THE PROBLEM: Print all entries precisely as they are written.

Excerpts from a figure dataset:
----

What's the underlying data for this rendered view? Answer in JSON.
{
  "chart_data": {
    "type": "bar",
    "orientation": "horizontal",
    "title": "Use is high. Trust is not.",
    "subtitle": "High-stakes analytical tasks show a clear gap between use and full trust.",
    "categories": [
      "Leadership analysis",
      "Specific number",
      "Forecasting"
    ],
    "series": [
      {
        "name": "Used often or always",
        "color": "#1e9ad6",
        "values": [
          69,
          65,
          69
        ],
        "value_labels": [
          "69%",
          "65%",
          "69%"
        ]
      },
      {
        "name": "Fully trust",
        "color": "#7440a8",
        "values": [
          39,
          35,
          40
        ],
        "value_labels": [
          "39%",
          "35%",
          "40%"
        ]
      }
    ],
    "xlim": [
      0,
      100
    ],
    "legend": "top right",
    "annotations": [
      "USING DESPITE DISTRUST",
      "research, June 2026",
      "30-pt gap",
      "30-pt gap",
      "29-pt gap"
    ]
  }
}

----

RESULT FOR THIS TASK:
What's the underlying data for this rendered view? Answer in JSON.
{
  "chart_data": {
    "type": "bar",
    "orientation": "horizontal",
    "title": "Use is high. Trust is not.",
    "subtitle": "High-stakes analytical tasks show a clear gap between use and full trust.",
    "categories": [
      "Leadership analysis",
      "Specific number",
      "Forecasting"
    ],
    "series": [
      {
        "name": "Used often or always",
        "color": "#1e9ad6",
        "values": [
          69,
          65,
          69
        ],
        "value_labels": [
          "69%",
          "65%",
          "69%"
        ]
      },
      {
        "name": "Fully trust",
        "color": "#7440a8",
        "values": [
          39,
          35,
          40
        ],
        "value_labels": [
          "39%",
          "35%",
          "40%"
        ]
      }
    ],
    "xlim": [
      0,
      100
    ],
    "legend": "top right",
    "annotations": [
      "USING DESPITE DISTRUST",
      "research, June 2026",
      "30-pt gap",
      "30-pt gap",
      "29-pt gap"
    ]
  }
}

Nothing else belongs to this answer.